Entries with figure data

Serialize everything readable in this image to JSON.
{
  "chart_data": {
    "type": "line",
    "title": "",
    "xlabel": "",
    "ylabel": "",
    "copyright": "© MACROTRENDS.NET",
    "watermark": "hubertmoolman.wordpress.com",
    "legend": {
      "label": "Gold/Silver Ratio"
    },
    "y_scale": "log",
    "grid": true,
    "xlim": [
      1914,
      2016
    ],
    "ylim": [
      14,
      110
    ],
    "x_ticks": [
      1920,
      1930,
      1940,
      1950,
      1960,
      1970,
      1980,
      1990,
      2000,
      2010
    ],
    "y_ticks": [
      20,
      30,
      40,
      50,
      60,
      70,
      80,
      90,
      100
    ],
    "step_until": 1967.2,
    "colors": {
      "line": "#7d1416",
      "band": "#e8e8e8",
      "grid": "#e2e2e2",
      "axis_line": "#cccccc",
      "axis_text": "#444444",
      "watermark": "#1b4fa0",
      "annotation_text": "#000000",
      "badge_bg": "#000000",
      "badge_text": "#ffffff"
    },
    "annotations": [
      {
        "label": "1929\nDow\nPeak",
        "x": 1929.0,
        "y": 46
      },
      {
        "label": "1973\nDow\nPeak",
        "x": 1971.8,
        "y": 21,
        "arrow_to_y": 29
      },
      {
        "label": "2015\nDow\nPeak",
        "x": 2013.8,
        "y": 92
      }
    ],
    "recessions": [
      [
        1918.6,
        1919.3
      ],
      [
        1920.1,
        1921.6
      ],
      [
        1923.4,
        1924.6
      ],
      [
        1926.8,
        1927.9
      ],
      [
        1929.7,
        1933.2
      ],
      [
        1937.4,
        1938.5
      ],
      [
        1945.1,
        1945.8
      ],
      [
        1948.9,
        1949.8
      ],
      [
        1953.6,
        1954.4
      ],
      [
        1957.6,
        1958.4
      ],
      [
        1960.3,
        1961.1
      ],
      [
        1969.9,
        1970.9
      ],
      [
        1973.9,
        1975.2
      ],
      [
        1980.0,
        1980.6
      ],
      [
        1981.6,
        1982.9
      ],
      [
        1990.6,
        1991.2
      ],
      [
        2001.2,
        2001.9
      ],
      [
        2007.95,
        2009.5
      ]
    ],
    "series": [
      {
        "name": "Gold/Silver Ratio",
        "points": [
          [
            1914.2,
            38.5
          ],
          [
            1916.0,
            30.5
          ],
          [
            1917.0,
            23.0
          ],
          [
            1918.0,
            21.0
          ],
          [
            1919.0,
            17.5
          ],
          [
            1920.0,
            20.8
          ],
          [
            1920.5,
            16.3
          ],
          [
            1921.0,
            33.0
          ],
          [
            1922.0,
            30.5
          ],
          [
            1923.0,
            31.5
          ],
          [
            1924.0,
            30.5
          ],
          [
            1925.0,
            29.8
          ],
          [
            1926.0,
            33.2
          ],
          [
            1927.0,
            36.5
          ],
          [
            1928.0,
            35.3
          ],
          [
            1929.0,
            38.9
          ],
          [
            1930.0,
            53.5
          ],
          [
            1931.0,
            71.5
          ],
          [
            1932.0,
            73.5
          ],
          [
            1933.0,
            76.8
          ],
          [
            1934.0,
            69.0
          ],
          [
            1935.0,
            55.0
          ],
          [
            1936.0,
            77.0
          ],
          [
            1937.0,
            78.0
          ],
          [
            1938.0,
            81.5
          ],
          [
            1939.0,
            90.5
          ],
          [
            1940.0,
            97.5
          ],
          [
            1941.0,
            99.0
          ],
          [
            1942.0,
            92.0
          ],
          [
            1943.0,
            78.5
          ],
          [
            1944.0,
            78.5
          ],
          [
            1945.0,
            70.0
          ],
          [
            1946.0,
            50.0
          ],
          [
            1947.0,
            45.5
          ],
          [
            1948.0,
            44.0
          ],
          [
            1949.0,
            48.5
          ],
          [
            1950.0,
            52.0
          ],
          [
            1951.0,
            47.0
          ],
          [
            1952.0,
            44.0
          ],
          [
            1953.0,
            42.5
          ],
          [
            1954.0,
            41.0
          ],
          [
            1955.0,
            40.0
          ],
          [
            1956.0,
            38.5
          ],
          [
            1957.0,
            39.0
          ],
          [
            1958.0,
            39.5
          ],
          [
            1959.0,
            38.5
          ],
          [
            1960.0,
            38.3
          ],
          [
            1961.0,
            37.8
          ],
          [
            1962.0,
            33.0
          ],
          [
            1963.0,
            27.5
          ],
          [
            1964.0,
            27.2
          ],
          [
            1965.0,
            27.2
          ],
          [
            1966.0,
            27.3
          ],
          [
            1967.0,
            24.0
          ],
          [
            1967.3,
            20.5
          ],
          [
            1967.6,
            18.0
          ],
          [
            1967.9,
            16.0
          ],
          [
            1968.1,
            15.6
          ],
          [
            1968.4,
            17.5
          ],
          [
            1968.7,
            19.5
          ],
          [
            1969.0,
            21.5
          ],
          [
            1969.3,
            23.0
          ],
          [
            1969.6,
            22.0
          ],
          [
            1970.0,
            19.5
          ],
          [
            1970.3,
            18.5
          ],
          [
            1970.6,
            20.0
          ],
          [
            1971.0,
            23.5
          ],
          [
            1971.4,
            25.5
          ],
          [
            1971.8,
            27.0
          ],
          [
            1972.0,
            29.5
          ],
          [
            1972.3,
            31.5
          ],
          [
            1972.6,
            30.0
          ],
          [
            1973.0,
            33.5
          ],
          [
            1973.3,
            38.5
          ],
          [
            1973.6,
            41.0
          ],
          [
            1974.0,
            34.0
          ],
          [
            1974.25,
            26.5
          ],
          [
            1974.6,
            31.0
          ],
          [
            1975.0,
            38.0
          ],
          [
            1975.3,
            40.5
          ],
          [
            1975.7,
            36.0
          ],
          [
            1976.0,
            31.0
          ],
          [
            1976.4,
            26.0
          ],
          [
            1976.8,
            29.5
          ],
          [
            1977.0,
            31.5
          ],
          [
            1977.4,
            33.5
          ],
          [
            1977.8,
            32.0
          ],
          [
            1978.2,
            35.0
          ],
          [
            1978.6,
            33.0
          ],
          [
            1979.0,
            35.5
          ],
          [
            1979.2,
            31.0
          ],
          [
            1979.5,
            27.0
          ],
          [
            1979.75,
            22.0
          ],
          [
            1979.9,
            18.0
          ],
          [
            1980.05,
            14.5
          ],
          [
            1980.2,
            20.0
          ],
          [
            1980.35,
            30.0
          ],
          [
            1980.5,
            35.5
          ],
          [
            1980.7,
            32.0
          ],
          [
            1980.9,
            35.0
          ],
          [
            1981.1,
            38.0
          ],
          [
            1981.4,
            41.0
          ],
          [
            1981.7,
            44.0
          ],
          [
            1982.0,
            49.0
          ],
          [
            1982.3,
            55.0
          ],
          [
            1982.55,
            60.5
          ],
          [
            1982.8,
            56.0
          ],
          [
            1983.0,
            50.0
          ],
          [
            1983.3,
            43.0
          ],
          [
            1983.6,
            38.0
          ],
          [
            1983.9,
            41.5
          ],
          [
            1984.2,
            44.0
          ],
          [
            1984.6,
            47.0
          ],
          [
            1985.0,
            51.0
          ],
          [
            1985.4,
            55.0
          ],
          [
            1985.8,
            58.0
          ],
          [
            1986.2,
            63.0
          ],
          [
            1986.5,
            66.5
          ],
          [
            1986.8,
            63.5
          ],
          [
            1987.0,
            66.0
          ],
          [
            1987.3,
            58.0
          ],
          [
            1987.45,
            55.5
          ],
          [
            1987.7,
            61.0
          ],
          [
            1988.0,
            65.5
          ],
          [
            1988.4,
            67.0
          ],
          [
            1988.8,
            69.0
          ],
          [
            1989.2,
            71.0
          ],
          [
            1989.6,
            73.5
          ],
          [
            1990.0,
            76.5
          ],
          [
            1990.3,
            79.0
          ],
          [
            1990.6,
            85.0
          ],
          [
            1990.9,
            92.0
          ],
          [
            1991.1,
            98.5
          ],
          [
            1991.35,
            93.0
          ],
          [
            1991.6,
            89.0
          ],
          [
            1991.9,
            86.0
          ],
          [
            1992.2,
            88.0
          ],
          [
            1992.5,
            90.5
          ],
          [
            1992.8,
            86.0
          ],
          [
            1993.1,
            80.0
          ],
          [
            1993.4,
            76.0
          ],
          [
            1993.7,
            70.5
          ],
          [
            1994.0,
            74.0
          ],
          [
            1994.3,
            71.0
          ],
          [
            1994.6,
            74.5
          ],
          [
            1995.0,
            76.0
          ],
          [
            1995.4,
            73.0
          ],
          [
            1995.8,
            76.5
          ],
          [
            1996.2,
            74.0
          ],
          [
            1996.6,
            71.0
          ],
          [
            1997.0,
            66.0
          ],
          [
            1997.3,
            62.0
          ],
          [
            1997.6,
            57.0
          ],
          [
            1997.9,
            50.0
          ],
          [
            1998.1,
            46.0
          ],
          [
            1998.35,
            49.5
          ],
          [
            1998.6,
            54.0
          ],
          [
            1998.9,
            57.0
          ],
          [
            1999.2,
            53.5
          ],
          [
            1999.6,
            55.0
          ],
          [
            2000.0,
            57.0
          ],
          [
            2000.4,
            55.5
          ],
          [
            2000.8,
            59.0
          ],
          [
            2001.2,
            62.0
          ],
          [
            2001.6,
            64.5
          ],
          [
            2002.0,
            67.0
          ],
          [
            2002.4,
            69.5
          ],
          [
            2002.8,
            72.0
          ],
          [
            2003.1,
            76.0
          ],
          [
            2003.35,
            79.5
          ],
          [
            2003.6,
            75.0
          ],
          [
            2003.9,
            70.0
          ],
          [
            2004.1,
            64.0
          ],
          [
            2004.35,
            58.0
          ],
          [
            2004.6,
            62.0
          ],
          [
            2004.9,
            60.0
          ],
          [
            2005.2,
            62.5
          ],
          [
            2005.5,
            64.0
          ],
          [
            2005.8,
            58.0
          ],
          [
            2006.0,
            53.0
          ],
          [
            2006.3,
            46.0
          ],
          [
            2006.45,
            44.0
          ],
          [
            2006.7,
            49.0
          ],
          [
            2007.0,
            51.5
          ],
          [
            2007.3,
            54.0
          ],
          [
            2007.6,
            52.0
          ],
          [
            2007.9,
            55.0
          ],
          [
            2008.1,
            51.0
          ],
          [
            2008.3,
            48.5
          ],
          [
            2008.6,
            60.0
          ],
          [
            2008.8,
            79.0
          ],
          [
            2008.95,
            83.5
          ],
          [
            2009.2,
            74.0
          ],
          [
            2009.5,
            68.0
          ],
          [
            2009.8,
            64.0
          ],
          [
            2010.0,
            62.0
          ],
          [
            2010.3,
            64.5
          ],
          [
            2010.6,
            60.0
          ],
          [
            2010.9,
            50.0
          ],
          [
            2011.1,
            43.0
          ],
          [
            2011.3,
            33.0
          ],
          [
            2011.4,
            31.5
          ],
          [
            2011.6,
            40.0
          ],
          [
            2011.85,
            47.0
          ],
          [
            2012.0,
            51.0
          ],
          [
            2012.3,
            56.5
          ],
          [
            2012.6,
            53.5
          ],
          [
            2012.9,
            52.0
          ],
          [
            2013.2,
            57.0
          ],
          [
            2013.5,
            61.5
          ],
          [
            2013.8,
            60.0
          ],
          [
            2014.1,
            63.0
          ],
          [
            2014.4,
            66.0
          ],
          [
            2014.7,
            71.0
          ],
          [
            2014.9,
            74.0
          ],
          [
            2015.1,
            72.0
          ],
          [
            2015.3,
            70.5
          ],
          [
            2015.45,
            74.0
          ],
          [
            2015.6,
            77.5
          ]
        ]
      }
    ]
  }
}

Written request
Copy every line of the listing where the word "Ratio" appears.

Solution to this task
      "label": "Gold/Silver Ratio"
        "name": "Gold/Silver Ratio",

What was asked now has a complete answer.